EXERCISE DETAILS: Return, unchanged, the lines of the material below, starting with the line that contains "axis-z-ball — [755, 59, 761, 65]" and going on through the line that contains "toolbar-separator — [765, 18, 766, 33]".

-- start of STORED DATA --

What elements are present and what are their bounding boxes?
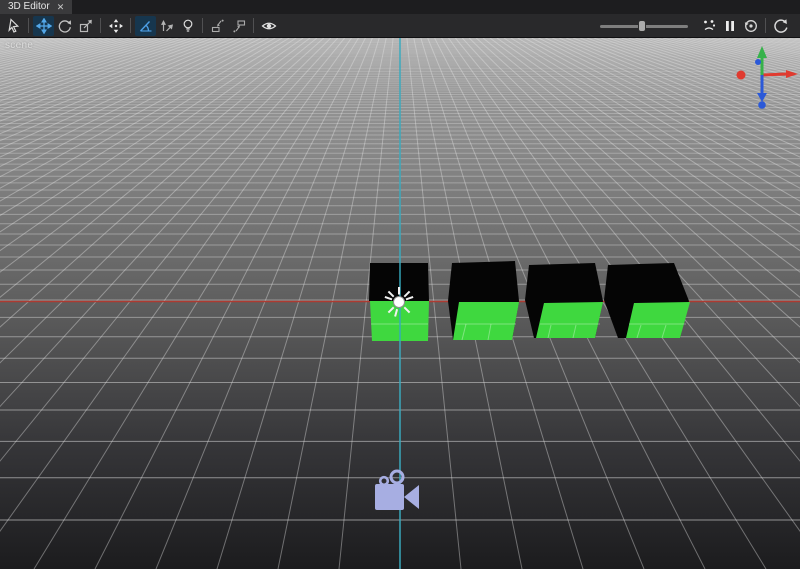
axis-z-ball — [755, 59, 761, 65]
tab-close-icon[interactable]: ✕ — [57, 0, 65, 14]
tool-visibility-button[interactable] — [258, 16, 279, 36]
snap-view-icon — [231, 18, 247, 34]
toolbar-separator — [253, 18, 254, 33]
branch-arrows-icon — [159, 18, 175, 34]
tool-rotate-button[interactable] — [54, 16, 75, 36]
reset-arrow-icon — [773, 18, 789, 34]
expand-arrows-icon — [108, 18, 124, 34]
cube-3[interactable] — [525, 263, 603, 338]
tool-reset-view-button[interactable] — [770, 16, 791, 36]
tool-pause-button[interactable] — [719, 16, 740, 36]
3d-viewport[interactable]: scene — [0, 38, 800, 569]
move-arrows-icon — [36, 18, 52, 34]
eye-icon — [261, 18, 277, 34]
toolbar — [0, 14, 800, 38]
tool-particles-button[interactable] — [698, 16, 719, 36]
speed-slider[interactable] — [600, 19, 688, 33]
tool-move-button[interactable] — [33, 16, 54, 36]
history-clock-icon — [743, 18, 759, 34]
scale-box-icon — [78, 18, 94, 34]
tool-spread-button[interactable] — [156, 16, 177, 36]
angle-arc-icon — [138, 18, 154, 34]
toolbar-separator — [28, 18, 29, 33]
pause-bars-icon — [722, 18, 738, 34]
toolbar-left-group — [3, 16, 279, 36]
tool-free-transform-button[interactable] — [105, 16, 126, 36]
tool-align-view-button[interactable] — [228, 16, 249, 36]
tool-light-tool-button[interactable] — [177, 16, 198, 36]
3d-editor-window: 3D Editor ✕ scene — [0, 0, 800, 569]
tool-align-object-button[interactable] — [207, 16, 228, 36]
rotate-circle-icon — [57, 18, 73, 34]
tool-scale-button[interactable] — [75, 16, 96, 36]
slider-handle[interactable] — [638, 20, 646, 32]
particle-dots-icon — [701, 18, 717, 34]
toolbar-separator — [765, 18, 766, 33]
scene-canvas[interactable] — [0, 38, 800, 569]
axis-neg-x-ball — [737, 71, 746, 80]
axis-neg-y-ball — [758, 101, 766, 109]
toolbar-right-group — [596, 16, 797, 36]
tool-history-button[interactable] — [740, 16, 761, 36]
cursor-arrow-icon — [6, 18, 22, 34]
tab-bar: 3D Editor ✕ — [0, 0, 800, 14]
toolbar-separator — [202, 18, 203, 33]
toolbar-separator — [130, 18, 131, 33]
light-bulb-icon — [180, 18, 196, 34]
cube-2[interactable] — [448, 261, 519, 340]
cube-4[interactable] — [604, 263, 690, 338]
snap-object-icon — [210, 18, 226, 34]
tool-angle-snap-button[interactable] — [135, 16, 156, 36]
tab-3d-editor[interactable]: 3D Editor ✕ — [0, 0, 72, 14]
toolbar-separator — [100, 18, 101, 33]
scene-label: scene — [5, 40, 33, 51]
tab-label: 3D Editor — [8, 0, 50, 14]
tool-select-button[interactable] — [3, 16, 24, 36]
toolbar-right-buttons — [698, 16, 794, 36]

-- end of STORED DATA --

FINISHED TASK:
axis-z-ball — [755, 59, 761, 65]
tab-close-icon[interactable]: ✕ — [57, 0, 65, 14]
tool-visibility-button[interactable] — [258, 16, 279, 36]
snap-view-icon — [231, 18, 247, 34]
toolbar-separator — [253, 18, 254, 33]
branch-arrows-icon — [159, 18, 175, 34]
tool-rotate-button[interactable] — [54, 16, 75, 36]
reset-arrow-icon — [773, 18, 789, 34]
expand-arrows-icon — [108, 18, 124, 34]
cube-3[interactable] — [525, 263, 603, 338]
tool-reset-view-button[interactable] — [770, 16, 791, 36]
tool-pause-button[interactable] — [719, 16, 740, 36]
3d-viewport[interactable]: scene — [0, 38, 800, 569]
move-arrows-icon — [36, 18, 52, 34]
eye-icon — [261, 18, 277, 34]
toolbar — [0, 14, 800, 38]
tool-particles-button[interactable] — [698, 16, 719, 36]
speed-slider[interactable] — [600, 19, 688, 33]
tool-move-button[interactable] — [33, 16, 54, 36]
history-clock-icon — [743, 18, 759, 34]
scale-box-icon — [78, 18, 94, 34]
tool-spread-button[interactable] — [156, 16, 177, 36]
angle-arc-icon — [138, 18, 154, 34]
toolbar-separator — [28, 18, 29, 33]
pause-bars-icon — [722, 18, 738, 34]
toolbar-left-group — [3, 16, 279, 36]
tool-free-transform-button[interactable] — [105, 16, 126, 36]
tool-align-view-button[interactable] — [228, 16, 249, 36]
tool-light-tool-button[interactable] — [177, 16, 198, 36]
3d-editor-window: 3D Editor ✕ scene — [0, 0, 800, 569]
tool-align-object-button[interactable] — [207, 16, 228, 36]
rotate-circle-icon — [57, 18, 73, 34]
tool-scale-button[interactable] — [75, 16, 96, 36]
slider-handle[interactable] — [638, 20, 646, 32]
particle-dots-icon — [701, 18, 717, 34]
toolbar-separator — [765, 18, 766, 33]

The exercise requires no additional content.